## GIVEN INSTRUCTION:
Lines that hold the word "grid" should be located and copied.

## MATERIAL FOR THIS TASK:

● ● ●

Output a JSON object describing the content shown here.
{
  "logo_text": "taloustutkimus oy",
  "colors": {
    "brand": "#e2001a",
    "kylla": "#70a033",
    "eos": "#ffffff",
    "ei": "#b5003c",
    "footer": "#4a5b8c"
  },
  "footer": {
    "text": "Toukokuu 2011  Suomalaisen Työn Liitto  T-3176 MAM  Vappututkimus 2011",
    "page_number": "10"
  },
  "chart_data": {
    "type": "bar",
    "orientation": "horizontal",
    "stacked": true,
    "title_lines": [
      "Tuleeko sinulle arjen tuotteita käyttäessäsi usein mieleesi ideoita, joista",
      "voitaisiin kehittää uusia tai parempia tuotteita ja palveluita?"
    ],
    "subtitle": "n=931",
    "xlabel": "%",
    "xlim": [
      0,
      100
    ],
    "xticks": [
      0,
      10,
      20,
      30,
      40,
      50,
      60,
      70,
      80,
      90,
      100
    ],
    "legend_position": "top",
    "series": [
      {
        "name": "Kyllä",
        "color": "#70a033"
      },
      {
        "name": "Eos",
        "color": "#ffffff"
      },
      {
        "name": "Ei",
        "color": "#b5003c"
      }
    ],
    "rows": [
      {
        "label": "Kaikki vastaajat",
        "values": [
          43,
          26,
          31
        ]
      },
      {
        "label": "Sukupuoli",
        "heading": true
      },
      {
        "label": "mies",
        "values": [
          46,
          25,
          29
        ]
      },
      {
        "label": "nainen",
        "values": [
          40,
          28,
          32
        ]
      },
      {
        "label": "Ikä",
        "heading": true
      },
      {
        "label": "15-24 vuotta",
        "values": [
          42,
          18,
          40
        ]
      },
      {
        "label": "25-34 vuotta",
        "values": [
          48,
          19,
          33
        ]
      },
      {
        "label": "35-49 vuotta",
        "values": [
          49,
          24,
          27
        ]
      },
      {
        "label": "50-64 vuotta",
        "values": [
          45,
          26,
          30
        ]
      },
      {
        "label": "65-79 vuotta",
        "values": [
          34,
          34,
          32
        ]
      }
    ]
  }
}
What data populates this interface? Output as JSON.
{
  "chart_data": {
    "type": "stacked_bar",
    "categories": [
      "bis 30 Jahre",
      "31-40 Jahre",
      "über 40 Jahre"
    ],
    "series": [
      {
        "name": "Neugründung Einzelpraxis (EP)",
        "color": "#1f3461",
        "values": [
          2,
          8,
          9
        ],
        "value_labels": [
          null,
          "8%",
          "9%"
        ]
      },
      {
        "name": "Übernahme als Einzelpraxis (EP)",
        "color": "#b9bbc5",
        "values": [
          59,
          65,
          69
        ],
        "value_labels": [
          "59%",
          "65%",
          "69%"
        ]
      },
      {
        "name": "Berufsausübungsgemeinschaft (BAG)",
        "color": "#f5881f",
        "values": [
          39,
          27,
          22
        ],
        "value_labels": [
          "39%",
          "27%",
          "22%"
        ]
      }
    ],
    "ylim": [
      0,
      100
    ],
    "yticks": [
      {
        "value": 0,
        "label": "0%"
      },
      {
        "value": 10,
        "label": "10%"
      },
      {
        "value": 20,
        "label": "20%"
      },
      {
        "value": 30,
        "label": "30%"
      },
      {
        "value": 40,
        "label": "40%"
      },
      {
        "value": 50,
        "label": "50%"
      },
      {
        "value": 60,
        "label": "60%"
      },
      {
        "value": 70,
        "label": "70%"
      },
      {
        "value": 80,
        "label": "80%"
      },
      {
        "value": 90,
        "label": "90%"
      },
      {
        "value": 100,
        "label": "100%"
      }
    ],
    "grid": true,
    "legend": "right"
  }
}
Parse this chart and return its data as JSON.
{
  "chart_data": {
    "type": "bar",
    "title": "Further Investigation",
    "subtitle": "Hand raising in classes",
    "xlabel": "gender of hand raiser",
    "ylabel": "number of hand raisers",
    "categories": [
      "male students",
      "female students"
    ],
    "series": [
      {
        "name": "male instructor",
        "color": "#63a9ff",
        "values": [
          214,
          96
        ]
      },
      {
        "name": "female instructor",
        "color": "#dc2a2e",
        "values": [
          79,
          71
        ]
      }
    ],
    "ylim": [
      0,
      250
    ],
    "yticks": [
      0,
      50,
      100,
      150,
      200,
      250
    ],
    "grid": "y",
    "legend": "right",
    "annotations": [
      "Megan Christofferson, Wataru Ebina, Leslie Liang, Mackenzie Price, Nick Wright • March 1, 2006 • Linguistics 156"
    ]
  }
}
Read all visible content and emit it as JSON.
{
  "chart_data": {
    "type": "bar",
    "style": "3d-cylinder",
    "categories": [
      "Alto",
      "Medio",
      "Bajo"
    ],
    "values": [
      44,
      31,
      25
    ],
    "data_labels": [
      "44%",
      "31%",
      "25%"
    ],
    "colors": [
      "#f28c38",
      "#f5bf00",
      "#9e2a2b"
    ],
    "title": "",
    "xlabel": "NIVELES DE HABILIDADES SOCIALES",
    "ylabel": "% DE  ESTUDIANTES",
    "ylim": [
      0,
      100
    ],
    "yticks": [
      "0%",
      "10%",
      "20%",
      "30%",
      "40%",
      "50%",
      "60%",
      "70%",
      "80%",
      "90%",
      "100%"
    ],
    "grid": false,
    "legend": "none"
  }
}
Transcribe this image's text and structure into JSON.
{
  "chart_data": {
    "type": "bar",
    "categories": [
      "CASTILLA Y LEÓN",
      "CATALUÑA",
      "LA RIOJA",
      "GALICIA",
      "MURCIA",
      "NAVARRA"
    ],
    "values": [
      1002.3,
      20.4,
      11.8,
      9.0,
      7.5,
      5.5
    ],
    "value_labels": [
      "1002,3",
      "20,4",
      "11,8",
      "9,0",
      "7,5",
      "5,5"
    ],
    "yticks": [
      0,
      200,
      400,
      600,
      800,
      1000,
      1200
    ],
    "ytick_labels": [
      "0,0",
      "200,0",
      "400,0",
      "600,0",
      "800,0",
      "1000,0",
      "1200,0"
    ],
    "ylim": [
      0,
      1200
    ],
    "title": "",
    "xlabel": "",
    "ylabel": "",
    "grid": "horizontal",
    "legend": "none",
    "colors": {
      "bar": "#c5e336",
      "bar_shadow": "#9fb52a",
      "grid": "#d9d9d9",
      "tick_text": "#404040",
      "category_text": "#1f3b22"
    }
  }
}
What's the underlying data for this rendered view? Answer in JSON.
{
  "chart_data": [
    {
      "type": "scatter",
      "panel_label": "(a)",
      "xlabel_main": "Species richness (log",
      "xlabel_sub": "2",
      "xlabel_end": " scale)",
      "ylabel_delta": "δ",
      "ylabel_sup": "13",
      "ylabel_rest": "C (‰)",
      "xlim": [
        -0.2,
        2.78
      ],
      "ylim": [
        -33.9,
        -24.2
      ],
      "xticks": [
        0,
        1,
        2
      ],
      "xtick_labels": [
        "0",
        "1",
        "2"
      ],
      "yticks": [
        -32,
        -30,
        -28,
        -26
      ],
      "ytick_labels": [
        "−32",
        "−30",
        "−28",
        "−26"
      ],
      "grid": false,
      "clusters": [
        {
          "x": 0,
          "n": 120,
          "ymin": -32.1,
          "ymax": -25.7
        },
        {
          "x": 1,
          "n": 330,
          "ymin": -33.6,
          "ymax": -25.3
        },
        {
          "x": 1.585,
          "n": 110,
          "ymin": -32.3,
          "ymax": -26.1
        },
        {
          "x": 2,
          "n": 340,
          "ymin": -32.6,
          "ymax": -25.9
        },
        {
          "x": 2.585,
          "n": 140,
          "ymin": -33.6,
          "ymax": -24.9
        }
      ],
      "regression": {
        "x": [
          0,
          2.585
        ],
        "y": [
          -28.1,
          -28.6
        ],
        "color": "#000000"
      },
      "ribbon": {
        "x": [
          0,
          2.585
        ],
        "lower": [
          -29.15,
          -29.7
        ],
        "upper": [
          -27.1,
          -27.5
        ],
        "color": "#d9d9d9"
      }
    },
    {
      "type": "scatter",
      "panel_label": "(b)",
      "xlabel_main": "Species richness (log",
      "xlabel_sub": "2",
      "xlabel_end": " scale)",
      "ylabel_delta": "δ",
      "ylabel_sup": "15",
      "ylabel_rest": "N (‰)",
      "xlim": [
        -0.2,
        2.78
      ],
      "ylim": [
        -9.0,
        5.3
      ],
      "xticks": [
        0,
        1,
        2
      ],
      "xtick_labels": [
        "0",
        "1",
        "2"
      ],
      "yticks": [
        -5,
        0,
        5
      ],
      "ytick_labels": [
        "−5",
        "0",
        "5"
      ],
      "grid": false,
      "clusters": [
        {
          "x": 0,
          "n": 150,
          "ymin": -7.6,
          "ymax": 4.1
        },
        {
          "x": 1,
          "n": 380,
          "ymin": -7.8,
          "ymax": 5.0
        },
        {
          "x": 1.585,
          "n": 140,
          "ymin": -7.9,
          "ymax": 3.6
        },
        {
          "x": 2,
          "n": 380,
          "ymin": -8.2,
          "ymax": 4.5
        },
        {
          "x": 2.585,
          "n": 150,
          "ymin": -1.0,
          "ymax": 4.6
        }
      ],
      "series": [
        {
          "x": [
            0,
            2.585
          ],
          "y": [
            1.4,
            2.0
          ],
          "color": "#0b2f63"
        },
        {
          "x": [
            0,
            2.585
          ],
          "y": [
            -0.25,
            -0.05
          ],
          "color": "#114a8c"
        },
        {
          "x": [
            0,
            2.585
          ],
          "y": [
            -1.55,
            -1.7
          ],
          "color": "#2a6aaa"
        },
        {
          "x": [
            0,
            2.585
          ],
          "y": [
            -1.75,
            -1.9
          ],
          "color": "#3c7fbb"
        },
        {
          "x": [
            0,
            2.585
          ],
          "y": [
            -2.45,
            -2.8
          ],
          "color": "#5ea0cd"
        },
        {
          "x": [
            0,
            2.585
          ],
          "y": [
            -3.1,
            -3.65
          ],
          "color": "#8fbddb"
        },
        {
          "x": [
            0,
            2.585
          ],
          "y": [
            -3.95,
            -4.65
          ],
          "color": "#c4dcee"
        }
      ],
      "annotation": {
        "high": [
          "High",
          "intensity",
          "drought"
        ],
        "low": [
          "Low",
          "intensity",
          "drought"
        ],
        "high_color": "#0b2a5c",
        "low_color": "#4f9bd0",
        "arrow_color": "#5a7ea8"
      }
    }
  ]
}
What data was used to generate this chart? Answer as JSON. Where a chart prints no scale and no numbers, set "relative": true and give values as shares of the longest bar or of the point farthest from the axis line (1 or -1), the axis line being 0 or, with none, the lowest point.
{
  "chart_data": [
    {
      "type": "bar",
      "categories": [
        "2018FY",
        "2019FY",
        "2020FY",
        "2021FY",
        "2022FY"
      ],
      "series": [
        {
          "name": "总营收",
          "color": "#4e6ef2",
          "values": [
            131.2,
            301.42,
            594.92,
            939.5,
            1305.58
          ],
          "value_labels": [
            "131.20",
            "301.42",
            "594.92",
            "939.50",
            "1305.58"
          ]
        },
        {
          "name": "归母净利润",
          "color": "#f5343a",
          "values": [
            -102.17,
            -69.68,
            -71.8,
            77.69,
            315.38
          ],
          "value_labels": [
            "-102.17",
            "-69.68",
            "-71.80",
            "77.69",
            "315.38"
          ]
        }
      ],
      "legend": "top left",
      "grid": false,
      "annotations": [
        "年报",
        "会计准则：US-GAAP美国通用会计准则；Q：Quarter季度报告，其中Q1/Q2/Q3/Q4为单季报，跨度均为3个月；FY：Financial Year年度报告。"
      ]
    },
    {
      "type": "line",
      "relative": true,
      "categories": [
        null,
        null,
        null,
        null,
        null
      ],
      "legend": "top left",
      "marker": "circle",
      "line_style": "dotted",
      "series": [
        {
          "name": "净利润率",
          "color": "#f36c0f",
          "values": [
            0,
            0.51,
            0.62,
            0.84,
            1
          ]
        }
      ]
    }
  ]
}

● ● ●

## SOLUTION:
    "grid": true,
    "grid": "y",
    "grid": false,
    "grid": "horizontal",
      "grid": "#d9d9d9",
      "grid": false,
      "grid": false,
      "grid": false,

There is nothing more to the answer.